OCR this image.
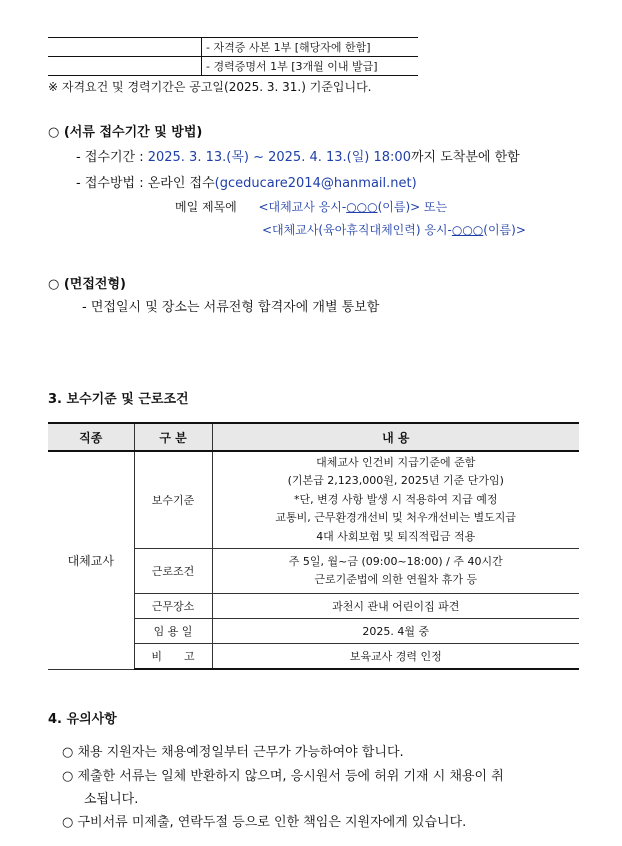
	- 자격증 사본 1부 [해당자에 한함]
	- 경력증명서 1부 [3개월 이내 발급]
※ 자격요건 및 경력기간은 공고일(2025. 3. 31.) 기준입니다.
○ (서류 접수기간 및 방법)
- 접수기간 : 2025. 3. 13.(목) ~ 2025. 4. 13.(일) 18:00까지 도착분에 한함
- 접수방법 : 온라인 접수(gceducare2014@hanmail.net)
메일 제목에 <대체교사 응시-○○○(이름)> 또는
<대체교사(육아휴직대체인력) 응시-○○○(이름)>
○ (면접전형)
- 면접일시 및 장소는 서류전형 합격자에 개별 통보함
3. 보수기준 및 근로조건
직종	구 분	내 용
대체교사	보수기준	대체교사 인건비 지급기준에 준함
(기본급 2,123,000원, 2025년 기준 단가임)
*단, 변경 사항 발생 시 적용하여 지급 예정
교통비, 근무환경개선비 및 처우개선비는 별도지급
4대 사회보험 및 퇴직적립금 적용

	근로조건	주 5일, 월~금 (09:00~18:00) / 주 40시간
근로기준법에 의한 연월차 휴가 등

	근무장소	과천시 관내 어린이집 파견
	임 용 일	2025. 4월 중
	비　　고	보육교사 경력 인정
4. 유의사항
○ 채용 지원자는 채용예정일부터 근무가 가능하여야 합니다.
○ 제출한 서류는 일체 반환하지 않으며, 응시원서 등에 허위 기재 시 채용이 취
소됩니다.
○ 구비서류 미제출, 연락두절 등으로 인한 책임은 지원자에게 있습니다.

^^^^

Take the listing above and restate it word for word, without its pictures.

**Task answer:**
OCR this image.
	- 자격증 사본 1부 [해당자에 한함]
	- 경력증명서 1부 [3개월 이내 발급]
※ 자격요건 및 경력기간은 공고일(2025. 3. 31.) 기준입니다.
○ (서류 접수기간 및 방법)
- 접수기간 : 2025. 3. 13.(목) ~ 2025. 4. 13.(일) 18:00까지 도착분에 한함
- 접수방법 : 온라인 접수(gceducare2014@hanmail.net)
메일 제목에 <대체교사 응시-○○○(이름)> 또는
<대체교사(육아휴직대체인력) 응시-○○○(이름)>
○ (면접전형)
- 면접일시 및 장소는 서류전형 합격자에 개별 통보함
3. 보수기준 및 근로조건
직종	구 분	내 용
대체교사	보수기준	대체교사 인건비 지급기준에 준함
(기본급 2,123,000원, 2025년 기준 단가임)
*단, 변경 사항 발생 시 적용하여 지급 예정
교통비, 근무환경개선비 및 처우개선비는 별도지급
4대 사회보험 및 퇴직적립금 적용

	근로조건	주 5일, 월~금 (09:00~18:00) / 주 40시간
근로기준법에 의한 연월차 휴가 등

	근무장소	과천시 관내 어린이집 파견
	임 용 일	2025. 4월 중
	비　　고	보육교사 경력 인정
4. 유의사항
○ 채용 지원자는 채용예정일부터 근무가 가능하여야 합니다.
○ 제출한 서류는 일체 반환하지 않으며, 응시원서 등에 허위 기재 시 채용이 취
소됩니다.
○ 구비서류 미제출, 연락두절 등으로 인한 책임은 지원자에게 있습니다.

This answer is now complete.